Go through the material below and copy all lines with "detachable".
========================================
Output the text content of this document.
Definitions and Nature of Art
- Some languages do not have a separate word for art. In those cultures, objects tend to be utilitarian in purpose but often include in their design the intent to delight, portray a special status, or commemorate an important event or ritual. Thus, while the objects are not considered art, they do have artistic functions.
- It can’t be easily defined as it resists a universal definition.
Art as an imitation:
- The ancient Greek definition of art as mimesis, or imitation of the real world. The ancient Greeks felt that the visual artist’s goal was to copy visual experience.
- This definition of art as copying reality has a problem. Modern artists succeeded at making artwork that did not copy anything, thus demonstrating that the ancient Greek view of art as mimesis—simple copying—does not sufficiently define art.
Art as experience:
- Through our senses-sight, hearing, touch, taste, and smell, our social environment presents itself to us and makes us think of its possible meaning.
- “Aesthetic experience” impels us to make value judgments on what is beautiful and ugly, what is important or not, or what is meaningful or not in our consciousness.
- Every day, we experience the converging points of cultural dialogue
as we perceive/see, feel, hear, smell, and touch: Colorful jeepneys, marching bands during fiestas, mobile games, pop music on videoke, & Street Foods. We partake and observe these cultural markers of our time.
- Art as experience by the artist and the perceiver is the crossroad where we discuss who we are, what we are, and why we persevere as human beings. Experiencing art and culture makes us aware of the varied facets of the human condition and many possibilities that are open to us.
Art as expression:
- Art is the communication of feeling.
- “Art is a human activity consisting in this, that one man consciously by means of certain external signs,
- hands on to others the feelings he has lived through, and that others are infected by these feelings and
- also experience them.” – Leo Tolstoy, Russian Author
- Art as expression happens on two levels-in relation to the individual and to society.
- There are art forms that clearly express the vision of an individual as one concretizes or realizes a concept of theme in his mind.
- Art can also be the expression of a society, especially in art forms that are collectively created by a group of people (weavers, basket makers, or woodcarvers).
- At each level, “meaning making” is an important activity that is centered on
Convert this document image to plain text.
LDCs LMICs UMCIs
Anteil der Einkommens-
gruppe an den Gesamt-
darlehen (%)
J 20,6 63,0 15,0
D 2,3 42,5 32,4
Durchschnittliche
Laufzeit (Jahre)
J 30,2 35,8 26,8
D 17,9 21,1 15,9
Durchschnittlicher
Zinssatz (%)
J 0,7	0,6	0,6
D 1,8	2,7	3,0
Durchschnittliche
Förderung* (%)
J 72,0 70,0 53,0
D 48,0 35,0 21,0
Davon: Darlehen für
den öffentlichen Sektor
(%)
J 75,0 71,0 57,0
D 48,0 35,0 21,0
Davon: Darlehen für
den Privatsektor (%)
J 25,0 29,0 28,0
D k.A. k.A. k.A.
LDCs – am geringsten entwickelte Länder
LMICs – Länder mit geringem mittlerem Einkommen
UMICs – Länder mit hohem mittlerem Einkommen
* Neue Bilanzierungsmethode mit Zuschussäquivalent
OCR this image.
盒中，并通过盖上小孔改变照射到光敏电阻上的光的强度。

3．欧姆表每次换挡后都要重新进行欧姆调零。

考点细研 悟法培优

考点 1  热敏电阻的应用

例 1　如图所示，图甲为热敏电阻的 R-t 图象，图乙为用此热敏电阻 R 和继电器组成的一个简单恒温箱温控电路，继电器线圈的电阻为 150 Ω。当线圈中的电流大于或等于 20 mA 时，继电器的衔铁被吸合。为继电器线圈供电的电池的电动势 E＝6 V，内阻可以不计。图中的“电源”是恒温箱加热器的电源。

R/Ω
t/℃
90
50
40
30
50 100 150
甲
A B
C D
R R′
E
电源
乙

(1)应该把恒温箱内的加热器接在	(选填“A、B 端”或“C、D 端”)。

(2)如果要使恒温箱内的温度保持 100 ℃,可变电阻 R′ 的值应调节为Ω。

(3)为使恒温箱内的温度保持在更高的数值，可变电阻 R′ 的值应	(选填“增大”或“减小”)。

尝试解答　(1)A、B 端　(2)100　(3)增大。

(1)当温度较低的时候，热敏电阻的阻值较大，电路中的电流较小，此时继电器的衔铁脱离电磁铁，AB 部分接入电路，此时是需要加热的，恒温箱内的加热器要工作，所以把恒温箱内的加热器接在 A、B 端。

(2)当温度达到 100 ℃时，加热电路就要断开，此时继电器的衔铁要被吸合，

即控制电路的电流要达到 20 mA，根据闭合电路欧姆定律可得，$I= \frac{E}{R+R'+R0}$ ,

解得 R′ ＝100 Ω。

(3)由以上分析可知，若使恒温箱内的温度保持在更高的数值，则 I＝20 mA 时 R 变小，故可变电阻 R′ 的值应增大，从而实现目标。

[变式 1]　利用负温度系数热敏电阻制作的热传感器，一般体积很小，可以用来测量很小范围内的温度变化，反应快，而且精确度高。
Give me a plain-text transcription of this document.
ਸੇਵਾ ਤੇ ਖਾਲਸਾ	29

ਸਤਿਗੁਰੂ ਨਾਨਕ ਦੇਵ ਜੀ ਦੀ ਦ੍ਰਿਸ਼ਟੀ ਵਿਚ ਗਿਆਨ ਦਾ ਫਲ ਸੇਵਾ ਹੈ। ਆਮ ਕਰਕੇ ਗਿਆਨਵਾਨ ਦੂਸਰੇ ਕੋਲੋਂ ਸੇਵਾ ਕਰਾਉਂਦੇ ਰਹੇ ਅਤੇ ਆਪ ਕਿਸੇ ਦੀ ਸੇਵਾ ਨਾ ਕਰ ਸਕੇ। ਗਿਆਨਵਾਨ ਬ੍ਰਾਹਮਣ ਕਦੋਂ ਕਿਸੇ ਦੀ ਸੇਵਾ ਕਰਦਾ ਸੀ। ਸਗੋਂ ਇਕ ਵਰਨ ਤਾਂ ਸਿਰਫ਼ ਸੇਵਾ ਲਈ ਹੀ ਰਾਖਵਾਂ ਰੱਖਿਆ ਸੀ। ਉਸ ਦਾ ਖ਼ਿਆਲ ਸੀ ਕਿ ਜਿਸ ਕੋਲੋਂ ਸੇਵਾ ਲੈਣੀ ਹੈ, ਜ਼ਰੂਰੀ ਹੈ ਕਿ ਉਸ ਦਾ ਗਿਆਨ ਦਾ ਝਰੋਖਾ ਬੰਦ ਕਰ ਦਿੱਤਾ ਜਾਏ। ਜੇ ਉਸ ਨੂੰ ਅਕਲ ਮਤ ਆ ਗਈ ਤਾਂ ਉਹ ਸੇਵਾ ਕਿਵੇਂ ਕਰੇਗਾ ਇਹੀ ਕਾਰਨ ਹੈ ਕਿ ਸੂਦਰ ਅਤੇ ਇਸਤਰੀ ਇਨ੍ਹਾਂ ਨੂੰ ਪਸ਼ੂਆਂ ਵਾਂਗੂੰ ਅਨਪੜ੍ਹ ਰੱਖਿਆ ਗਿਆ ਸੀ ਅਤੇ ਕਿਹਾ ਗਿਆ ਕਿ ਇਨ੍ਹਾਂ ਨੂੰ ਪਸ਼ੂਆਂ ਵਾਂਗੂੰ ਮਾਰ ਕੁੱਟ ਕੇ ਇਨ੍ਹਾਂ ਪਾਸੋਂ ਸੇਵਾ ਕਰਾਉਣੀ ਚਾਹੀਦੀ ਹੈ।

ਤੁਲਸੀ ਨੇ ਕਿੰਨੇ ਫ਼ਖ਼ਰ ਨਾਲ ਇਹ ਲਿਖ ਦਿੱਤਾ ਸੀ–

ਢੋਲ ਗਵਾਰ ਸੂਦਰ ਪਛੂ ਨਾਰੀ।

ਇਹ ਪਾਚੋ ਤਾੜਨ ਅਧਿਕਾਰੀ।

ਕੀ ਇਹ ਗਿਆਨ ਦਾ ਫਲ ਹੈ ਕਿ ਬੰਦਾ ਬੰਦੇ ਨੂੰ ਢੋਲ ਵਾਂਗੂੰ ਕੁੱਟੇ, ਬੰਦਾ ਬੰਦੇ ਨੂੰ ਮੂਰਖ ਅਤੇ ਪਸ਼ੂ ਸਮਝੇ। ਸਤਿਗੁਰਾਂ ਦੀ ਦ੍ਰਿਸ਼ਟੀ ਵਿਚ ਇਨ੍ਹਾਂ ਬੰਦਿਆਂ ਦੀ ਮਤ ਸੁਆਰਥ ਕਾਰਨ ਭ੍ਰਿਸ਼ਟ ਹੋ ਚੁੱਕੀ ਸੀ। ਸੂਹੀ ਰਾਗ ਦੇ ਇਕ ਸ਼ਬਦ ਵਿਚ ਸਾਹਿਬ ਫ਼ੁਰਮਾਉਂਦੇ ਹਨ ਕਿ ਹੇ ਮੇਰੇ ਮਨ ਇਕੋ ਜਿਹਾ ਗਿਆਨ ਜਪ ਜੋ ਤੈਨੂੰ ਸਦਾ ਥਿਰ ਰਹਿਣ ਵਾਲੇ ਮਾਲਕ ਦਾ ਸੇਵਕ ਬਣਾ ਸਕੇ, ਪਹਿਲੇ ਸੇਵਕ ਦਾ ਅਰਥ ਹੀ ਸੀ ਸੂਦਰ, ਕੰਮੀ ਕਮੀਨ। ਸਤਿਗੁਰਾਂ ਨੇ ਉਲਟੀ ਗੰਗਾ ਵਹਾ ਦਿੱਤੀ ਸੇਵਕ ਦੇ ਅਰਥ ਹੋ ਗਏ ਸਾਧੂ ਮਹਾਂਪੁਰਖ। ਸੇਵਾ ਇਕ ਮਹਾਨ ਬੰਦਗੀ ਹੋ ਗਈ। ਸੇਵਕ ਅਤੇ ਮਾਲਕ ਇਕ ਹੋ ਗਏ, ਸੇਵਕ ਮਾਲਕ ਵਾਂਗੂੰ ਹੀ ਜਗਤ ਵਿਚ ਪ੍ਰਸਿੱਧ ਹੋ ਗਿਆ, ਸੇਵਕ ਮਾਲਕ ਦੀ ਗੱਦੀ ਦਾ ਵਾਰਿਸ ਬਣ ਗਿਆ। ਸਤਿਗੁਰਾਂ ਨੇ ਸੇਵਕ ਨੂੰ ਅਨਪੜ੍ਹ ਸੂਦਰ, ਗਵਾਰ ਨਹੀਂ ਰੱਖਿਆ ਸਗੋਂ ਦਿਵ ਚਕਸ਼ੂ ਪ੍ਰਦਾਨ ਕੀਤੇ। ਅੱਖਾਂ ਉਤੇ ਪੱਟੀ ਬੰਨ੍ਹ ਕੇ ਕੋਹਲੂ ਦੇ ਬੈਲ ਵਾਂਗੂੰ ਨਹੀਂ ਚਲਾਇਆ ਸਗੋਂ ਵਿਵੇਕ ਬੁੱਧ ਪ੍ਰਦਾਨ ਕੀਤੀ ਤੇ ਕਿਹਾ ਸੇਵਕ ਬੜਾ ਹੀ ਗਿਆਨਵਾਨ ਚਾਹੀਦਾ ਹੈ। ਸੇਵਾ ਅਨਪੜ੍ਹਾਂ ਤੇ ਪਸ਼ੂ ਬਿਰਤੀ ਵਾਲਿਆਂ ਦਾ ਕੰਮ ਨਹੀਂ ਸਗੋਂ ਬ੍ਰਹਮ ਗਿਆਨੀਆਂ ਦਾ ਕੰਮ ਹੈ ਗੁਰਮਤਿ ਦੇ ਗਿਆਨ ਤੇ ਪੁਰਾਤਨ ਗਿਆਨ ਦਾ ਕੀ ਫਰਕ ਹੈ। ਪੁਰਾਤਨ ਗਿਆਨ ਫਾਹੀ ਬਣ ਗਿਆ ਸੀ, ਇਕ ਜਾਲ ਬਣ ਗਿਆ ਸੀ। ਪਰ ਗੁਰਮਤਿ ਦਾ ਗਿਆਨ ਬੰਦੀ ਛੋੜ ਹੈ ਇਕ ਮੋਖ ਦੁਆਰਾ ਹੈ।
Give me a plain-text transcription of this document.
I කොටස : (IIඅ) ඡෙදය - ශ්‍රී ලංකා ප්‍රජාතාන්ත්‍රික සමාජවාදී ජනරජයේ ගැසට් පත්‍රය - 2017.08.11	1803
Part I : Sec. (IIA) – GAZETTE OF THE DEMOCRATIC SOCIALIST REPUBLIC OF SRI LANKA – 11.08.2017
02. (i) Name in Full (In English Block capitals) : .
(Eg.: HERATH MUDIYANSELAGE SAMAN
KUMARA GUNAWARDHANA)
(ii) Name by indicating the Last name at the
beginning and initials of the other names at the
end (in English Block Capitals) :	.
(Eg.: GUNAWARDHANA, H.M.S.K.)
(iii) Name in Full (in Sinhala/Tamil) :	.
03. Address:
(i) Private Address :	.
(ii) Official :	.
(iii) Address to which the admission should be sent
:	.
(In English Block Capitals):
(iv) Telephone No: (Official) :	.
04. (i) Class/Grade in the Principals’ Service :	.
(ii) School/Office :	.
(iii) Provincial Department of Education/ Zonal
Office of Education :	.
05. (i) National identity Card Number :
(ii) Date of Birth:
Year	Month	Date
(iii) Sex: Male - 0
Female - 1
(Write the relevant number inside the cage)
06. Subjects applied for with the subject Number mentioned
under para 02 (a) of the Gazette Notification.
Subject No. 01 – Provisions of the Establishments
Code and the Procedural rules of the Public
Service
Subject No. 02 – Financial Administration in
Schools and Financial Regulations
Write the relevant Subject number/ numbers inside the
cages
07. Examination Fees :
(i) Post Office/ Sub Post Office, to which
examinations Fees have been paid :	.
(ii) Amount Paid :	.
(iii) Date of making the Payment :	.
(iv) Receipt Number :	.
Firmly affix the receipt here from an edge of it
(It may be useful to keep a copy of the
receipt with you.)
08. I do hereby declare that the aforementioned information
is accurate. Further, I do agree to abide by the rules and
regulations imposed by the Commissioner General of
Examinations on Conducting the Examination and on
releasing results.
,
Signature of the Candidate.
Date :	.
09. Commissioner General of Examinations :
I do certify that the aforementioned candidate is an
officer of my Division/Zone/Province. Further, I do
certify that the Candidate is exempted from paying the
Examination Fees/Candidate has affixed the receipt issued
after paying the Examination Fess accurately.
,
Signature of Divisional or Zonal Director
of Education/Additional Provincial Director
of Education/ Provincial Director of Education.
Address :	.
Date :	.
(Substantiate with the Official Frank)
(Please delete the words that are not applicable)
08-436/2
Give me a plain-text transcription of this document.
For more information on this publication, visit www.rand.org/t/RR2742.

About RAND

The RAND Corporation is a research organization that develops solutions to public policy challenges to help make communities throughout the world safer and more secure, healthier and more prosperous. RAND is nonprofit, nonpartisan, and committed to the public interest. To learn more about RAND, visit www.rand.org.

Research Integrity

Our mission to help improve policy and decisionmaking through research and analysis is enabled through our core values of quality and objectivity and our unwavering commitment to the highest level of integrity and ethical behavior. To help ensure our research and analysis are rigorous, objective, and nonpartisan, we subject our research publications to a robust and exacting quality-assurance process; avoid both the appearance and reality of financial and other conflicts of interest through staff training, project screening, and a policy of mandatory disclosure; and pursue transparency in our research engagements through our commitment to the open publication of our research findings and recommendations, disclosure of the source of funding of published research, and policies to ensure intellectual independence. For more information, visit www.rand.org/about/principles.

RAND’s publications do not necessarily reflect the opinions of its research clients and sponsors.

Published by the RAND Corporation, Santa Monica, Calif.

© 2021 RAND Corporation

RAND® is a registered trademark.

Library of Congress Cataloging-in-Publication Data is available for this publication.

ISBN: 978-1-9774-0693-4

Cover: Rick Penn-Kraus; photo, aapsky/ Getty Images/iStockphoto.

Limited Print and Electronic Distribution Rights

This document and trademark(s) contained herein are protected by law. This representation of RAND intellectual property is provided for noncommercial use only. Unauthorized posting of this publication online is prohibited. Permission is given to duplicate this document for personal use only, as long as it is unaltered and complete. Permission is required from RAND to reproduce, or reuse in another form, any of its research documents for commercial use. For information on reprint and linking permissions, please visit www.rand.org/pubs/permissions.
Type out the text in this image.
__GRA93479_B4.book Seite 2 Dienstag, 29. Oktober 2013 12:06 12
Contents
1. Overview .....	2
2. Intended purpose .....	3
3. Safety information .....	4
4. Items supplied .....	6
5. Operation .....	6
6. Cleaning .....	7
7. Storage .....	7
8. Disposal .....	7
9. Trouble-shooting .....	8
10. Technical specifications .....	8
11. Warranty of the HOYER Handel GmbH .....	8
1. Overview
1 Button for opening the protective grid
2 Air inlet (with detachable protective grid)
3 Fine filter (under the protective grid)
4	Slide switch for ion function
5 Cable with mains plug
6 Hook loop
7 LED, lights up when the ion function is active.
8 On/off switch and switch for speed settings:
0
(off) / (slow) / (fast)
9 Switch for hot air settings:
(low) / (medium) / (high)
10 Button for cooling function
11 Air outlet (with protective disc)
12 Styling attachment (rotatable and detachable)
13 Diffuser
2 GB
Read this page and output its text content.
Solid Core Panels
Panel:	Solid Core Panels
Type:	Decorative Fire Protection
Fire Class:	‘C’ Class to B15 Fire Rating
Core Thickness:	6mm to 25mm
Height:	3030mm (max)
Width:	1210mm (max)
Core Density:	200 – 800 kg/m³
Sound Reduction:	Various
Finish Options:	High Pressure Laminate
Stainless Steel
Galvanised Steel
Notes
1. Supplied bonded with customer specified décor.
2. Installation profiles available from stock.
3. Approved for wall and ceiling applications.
========================================
Completed exercise:
2 Air inlet (with detachable protective grid)
12 Styling attachment (rotatable and detachable)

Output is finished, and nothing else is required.